-- Task instructions --
Transcribe every line exactly and omit anything that is a picture.

-- Records shown --

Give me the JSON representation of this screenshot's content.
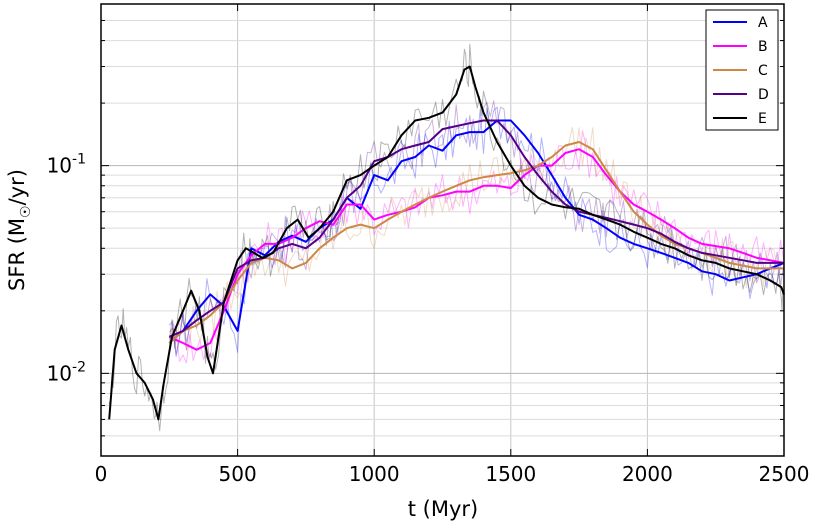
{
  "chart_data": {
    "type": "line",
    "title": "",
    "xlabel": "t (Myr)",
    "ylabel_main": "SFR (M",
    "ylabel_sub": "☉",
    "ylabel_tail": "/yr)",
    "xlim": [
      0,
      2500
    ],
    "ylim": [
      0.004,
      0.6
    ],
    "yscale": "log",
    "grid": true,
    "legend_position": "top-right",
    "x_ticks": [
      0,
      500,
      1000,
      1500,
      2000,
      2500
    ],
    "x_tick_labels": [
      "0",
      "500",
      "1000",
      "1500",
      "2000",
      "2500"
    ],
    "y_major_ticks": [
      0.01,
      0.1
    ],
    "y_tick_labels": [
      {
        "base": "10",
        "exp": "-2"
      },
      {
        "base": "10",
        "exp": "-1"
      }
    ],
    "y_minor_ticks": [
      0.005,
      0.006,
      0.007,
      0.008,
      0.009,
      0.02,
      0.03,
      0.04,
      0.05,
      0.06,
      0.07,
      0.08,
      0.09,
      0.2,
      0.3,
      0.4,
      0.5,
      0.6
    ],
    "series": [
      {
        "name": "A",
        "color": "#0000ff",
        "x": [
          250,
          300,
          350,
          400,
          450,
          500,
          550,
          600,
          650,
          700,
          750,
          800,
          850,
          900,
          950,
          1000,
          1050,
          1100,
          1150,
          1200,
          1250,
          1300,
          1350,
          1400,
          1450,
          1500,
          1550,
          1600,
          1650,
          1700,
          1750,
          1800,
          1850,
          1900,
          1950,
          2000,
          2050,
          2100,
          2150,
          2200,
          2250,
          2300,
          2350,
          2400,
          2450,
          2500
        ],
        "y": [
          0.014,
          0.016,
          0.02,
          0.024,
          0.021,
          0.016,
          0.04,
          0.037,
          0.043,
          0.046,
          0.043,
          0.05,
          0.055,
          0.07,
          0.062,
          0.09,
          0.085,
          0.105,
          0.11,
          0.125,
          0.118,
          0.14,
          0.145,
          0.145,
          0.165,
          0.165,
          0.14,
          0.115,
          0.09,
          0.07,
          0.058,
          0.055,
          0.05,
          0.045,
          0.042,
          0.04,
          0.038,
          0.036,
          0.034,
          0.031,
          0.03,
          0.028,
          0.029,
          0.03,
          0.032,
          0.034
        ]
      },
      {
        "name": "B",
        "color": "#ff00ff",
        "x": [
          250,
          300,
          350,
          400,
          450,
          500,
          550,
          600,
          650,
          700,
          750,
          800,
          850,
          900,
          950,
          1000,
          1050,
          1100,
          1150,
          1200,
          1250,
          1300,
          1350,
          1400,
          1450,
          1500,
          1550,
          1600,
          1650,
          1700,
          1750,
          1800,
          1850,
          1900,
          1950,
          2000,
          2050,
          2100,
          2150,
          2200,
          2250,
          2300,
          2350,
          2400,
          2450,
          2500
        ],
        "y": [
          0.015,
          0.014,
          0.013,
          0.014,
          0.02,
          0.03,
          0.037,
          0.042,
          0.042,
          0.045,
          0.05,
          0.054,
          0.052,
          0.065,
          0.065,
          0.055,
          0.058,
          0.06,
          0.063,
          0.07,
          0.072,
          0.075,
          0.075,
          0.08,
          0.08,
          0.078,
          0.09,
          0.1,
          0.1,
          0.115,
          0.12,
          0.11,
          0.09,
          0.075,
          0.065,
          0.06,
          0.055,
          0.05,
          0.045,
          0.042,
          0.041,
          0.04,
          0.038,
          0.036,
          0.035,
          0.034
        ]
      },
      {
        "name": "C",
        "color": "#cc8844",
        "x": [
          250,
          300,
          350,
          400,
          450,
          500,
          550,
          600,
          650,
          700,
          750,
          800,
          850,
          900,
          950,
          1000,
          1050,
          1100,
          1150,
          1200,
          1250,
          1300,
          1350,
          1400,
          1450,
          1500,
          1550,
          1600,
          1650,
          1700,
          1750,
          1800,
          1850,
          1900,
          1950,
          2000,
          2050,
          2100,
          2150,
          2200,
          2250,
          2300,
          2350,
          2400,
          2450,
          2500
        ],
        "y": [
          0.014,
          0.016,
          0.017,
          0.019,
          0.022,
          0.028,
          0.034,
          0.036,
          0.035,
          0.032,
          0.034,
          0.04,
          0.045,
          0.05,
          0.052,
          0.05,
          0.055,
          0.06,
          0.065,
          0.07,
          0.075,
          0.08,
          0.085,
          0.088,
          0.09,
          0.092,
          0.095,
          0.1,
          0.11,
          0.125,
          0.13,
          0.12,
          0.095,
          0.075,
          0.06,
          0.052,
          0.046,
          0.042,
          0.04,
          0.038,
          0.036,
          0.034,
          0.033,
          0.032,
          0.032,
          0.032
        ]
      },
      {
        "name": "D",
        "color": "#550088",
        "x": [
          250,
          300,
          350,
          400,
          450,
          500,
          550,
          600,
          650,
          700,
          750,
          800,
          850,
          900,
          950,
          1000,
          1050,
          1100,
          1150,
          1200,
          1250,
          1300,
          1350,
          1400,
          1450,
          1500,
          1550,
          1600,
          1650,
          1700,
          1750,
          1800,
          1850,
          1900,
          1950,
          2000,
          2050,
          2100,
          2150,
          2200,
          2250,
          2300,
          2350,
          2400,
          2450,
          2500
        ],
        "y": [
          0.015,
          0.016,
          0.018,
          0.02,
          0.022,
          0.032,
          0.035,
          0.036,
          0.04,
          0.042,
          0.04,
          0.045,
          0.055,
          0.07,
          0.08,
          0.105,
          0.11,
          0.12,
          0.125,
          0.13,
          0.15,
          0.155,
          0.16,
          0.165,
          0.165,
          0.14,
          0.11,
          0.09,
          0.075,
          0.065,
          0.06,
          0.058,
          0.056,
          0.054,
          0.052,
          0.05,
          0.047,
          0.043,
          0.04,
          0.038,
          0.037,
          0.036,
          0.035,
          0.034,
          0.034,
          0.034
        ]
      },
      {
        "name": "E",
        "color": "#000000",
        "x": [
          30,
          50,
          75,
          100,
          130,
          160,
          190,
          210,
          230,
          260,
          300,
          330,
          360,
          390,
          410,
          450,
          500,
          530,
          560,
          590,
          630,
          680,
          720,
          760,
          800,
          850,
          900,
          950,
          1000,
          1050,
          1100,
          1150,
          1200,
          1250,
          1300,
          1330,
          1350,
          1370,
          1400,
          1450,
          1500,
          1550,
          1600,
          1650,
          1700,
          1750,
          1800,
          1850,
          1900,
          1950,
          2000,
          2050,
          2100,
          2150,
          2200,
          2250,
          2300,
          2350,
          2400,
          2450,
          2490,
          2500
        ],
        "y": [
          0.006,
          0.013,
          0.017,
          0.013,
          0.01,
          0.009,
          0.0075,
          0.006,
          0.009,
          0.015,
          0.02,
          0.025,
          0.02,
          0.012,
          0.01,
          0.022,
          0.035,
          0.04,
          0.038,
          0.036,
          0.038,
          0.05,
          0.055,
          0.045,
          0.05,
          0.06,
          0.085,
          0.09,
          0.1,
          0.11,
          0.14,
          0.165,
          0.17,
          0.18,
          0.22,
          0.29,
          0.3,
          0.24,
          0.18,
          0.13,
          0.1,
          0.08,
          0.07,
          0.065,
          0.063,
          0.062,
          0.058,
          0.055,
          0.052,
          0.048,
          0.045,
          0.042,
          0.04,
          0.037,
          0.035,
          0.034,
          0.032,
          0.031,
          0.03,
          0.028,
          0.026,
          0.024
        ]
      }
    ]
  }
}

-- Problem solution --
Give me the JSON representation of this screenshot's content.
{
  "chart_data": {
    "type": "line",
    "title": "",
    "xlabel": "t (Myr)",
    "ylabel_main": "SFR (M",
    "ylabel_sub": "☉",
    "ylabel_tail": "/yr)",
    "xlim": [
      0,
      2500
    ],
    "ylim": [
      0.004,
      0.6
    ],
    "yscale": "log",
    "grid": true,
    "legend_position": "top-right",
    "x_ticks": [
      0,
      500,
      1000,
      1500,
      2000,
      2500
    ],
    "x_tick_labels": [
      "0",
      "500",
      "1000",
      "1500",
      "2000",
      "2500"
    ],
    "y_major_ticks": [
      0.01,
      0.1
    ],
    "y_tick_labels": [
      {
        "base": "10",
        "exp": "-2"
      },
      {
        "base": "10",
        "exp": "-1"
      }
    ],
    "y_minor_ticks": [
      0.005,
      0.006,
      0.007,
      0.008,
      0.009,
      0.02,
      0.03,
      0.04,
      0.05,
      0.06,
      0.07,
      0.08,
      0.09,
      0.2,
      0.3,
      0.4,
      0.5,
      0.6
    ],
    "series": [
      {
        "name": "A",
        "color": "#0000ff",
        "x": [
          250,
          300,
          350,
          400,
          450,
          500,
          550,
          600,
          650,
          700,
          750,
          800,
          850,
          900,
          950,
          1000,
          1050,
          1100,
          1150,
          1200,
          1250,
          1300,
          1350,
          1400,
          1450,
          1500,
          1550,
          1600,
          1650,
          1700,
          1750,
          1800,
          1850,
          1900,
          1950,
          2000,
          2050,
          2100,
          2150,
          2200,
          2250,
          2300,
          2350,
          2400,
          2450,
          2500
        ],
        "y": [
          0.014,
          0.016,
          0.02,
          0.024,
          0.021,
          0.016,
          0.04,
          0.037,
          0.043,
          0.046,
          0.043,
          0.05,
          0.055,
          0.07,
          0.062,
          0.09,
          0.085,
          0.105,
          0.11,
          0.125,
          0.118,
          0.14,
          0.145,
          0.145,
          0.165,
          0.165,
          0.14,
          0.115,
          0.09,
          0.07,
          0.058,
          0.055,
          0.05,
          0.045,
          0.042,
          0.04,
          0.038,
          0.036,
          0.034,
          0.031,
          0.03,
          0.028,
          0.029,
          0.03,
          0.032,
          0.034
        ]
      },
      {
        "name": "B",
        "color": "#ff00ff",
        "x": [
          250,
          300,
          350,
          400,
          450,
          500,
          550,
          600,
          650,
          700,
          750,
          800,
          850,
          900,
          950,
          1000,
          1050,
          1100,
          1150,
          1200,
          1250,
          1300,
          1350,
          1400,
          1450,
          1500,
          1550,
          1600,
          1650,
          1700,
          1750,
          1800,
          1850,
          1900,
          1950,
          2000,
          2050,
          2100,
          2150,
          2200,
          2250,
          2300,
          2350,
          2400,
          2450,
          2500
        ],
        "y": [
          0.015,
          0.014,
          0.013,
          0.014,
          0.02,
          0.03,
          0.037,
          0.042,
          0.042,
          0.045,
          0.05,
          0.054,
          0.052,
          0.065,
          0.065,
          0.055,
          0.058,
          0.06,
          0.063,
          0.07,
          0.072,
          0.075,
          0.075,
          0.08,
          0.08,
          0.078,
          0.09,
          0.1,
          0.1,
          0.115,
          0.12,
          0.11,
          0.09,
          0.075,
          0.065,
          0.06,
          0.055,
          0.05,
          0.045,
          0.042,
          0.041,
          0.04,
          0.038,
          0.036,
          0.035,
          0.034
        ]
      },
      {
        "name": "C",
        "color": "#cc8844",
        "x": [
          250,
          300,
          350,
          400,
          450,
          500,
          550,
          600,
          650,
          700,
          750,
          800,
          850,
          900,
          950,
          1000,
          1050,
          1100,
          1150,
          1200,
          1250,
          1300,
          1350,
          1400,
          1450,
          1500,
          1550,
          1600,
          1650,
          1700,
          1750,
          1800,
          1850,
          1900,
          1950,
          2000,
          2050,
          2100,
          2150,
          2200,
          2250,
          2300,
          2350,
          2400,
          2450,
          2500
        ],
        "y": [
          0.014,
          0.016,
          0.017,
          0.019,
          0.022,
          0.028,
          0.034,
          0.036,
          0.035,
          0.032,
          0.034,
          0.04,
          0.045,
          0.05,
          0.052,
          0.05,
          0.055,
          0.06,
          0.065,
          0.07,
          0.075,
          0.08,
          0.085,
          0.088,
          0.09,
          0.092,
          0.095,
          0.1,
          0.11,
          0.125,
          0.13,
          0.12,
          0.095,
          0.075,
          0.06,
          0.052,
          0.046,
          0.042,
          0.04,
          0.038,
          0.036,
          0.034,
          0.033,
          0.032,
          0.032,
          0.032
        ]
      },
      {
        "name": "D",
        "color": "#550088",
        "x": [
          250,
          300,
          350,
          400,
          450,
          500,
          550,
          600,
          650,
          700,
          750,
          800,
          850,
          900,
          950,
          1000,
          1050,
          1100,
          1150,
          1200,
          1250,
          1300,
          1350,
          1400,
          1450,
          1500,
          1550,
          1600,
          1650,
          1700,
          1750,
          1800,
          1850,
          1900,
          1950,
          2000,
          2050,
          2100,
          2150,
          2200,
          2250,
          2300,
          2350,
          2400,
          2450,
          2500
        ],
        "y": [
          0.015,
          0.016,
          0.018,
          0.02,
          0.022,
          0.032,
          0.035,
          0.036,
          0.04,
          0.042,
          0.04,
          0.045,
          0.055,
          0.07,
          0.08,
          0.105,
          0.11,
          0.12,
          0.125,
          0.13,
          0.15,
          0.155,
          0.16,
          0.165,
          0.165,
          0.14,
          0.11,
          0.09,
          0.075,
          0.065,
          0.06,
          0.058,
          0.056,
          0.054,
          0.052,
          0.05,
          0.047,
          0.043,
          0.04,
          0.038,
          0.037,
          0.036,
          0.035,
          0.034,
          0.034,
          0.034
        ]
      },
      {
        "name": "E",
        "color": "#000000",
        "x": [
          30,
          50,
          75,
          100,
          130,
          160,
          190,
          210,
          230,
          260,
          300,
          330,
          360,
          390,
          410,
          450,
          500,
          530,
          560,
          590,
          630,
          680,
          720,
          760,
          800,
          850,
          900,
          950,
          1000,
          1050,
          1100,
          1150,
          1200,
          1250,
          1300,
          1330,
          1350,
          1370,
          1400,
          1450,
          1500,
          1550,
          1600,
          1650,
          1700,
          1750,
          1800,
          1850,
          1900,
          1950,
          2000,
          2050,
          2100,
          2150,
          2200,
          2250,
          2300,
          2350,
          2400,
          2450,
          2490,
          2500
        ],
        "y": [
          0.006,
          0.013,
          0.017,
          0.013,
          0.01,
          0.009,
          0.0075,
          0.006,
          0.009,
          0.015,
          0.02,
          0.025,
          0.02,
          0.012,
          0.01,
          0.022,
          0.035,
          0.04,
          0.038,
          0.036,
          0.038,
          0.05,
          0.055,
          0.045,
          0.05,
          0.06,
          0.085,
          0.09,
          0.1,
          0.11,
          0.14,
          0.165,
          0.17,
          0.18,
          0.22,
          0.29,
          0.3,
          0.24,
          0.18,
          0.13,
          0.1,
          0.08,
          0.07,
          0.065,
          0.063,
          0.062,
          0.058,
          0.055,
          0.052,
          0.048,
          0.045,
          0.042,
          0.04,
          0.037,
          0.035,
          0.034,
          0.032,
          0.031,
          0.03,
          0.028,
          0.026,
          0.024
        ]
      }
    ]
  }
}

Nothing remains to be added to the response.